To do ▸
Transcribe all of the data exactly. Omit the pictures.

Data for the task ▸
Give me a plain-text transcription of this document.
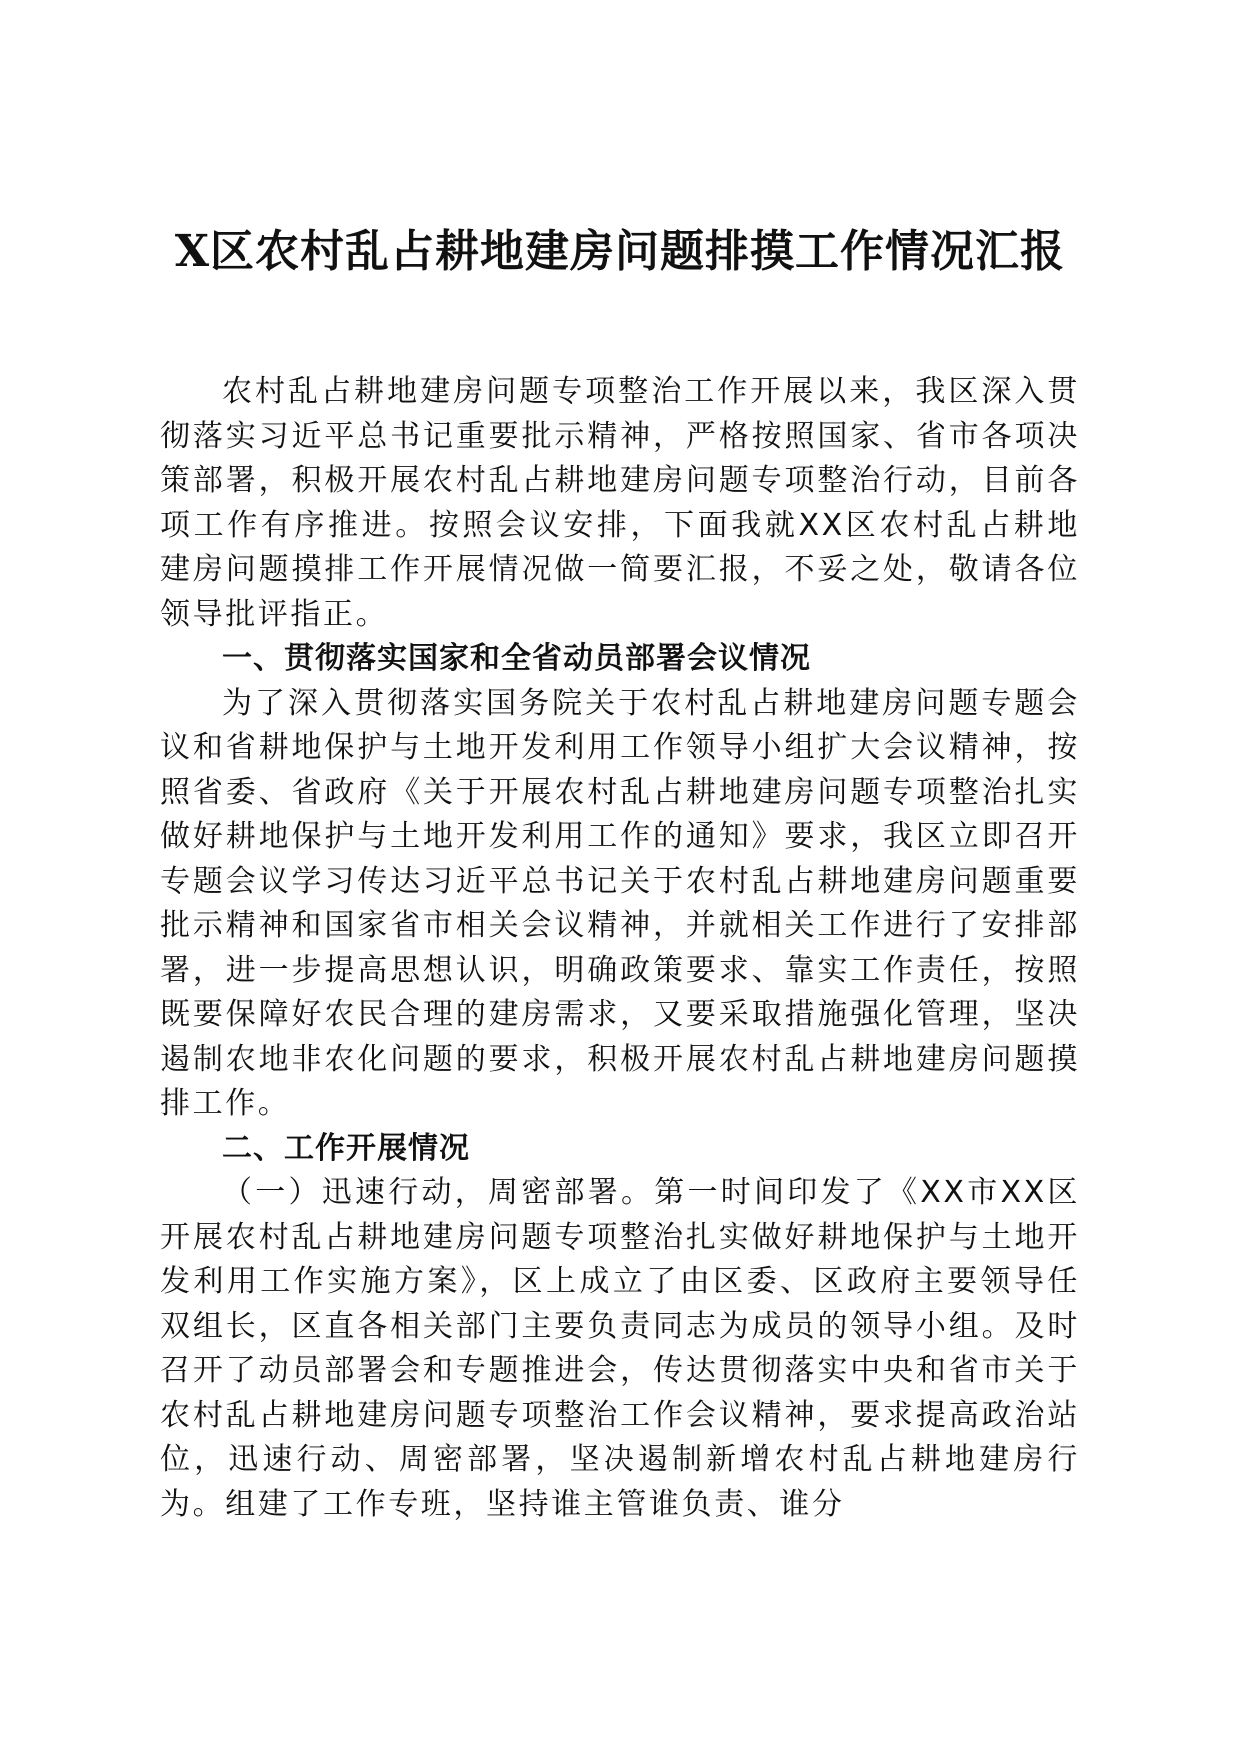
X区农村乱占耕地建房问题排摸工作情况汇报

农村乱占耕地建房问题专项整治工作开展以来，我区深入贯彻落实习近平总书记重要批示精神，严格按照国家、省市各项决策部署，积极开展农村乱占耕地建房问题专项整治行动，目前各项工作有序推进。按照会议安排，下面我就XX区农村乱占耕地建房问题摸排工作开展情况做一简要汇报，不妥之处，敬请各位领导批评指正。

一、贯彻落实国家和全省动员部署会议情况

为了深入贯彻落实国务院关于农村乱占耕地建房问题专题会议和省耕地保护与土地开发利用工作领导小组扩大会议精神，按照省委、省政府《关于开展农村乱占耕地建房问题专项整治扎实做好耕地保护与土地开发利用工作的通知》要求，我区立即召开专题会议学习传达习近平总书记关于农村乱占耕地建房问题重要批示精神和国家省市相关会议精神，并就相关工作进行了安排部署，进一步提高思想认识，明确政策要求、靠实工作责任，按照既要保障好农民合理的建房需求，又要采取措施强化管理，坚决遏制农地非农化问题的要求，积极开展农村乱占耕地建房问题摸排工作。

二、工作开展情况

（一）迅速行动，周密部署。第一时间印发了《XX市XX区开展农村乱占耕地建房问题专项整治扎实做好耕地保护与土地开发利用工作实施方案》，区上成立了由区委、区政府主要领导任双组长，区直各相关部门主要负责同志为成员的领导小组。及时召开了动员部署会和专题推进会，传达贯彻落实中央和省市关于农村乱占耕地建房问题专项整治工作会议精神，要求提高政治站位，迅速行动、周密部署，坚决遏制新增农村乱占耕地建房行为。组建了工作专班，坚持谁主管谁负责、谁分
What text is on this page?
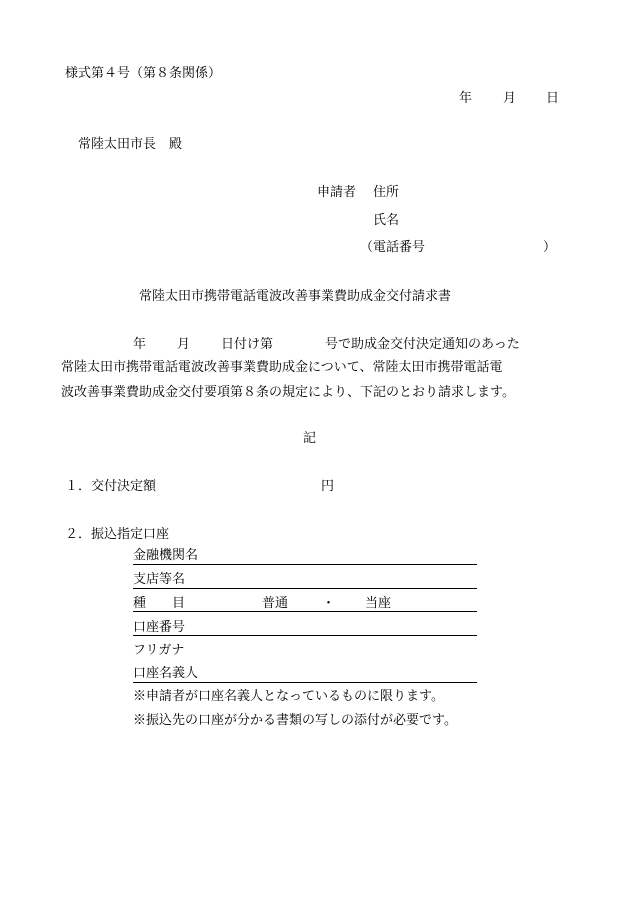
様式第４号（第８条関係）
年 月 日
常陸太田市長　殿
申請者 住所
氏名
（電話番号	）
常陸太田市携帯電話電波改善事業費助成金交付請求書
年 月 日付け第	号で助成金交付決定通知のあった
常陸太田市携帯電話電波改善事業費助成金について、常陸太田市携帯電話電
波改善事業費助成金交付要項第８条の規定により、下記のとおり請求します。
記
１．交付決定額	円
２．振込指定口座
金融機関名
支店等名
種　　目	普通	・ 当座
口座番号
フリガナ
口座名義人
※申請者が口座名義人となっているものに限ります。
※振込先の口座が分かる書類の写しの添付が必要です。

Written answer ▸
Give me a plain-text transcription of this document.
X区农村乱占耕地建房问题排摸工作情况汇报

农村乱占耕地建房问题专项整治工作开展以来，我区深入贯彻落实习近平总书记重要批示精神，严格按照国家、省市各项决策部署，积极开展农村乱占耕地建房问题专项整治行动，目前各项工作有序推进。按照会议安排，下面我就XX区农村乱占耕地建房问题摸排工作开展情况做一简要汇报，不妥之处，敬请各位领导批评指正。

一、贯彻落实国家和全省动员部署会议情况

为了深入贯彻落实国务院关于农村乱占耕地建房问题专题会议和省耕地保护与土地开发利用工作领导小组扩大会议精神，按照省委、省政府《关于开展农村乱占耕地建房问题专项整治扎实做好耕地保护与土地开发利用工作的通知》要求，我区立即召开专题会议学习传达习近平总书记关于农村乱占耕地建房问题重要批示精神和国家省市相关会议精神，并就相关工作进行了安排部署，进一步提高思想认识，明确政策要求、靠实工作责任，按照既要保障好农民合理的建房需求，又要采取措施强化管理，坚决遏制农地非农化问题的要求，积极开展农村乱占耕地建房问题摸排工作。

二、工作开展情况

（一）迅速行动，周密部署。第一时间印发了《XX市XX区开展农村乱占耕地建房问题专项整治扎实做好耕地保护与土地开发利用工作实施方案》，区上成立了由区委、区政府主要领导任双组长，区直各相关部门主要负责同志为成员的领导小组。及时召开了动员部署会和专题推进会，传达贯彻落实中央和省市关于农村乱占耕地建房问题专项整治工作会议精神，要求提高政治站位，迅速行动、周密部署，坚决遏制新增农村乱占耕地建房行为。组建了工作专班，坚持谁主管谁负责、谁分
What text is on this page?
様式第４号（第８条関係）
年 月 日
常陸太田市長　殿
申請者 住所
氏名
（電話番号	）
常陸太田市携帯電話電波改善事業費助成金交付請求書
年 月 日付け第	号で助成金交付決定通知のあった
常陸太田市携帯電話電波改善事業費助成金について、常陸太田市携帯電話電
波改善事業費助成金交付要項第８条の規定により、下記のとおり請求します。
記
１．交付決定額	円
２．振込指定口座
金融機関名
支店等名
種　　目	普通	・ 当座
口座番号
フリガナ
口座名義人
※申請者が口座名義人となっているものに限ります。
※振込先の口座が分かる書類の写しの添付が必要です。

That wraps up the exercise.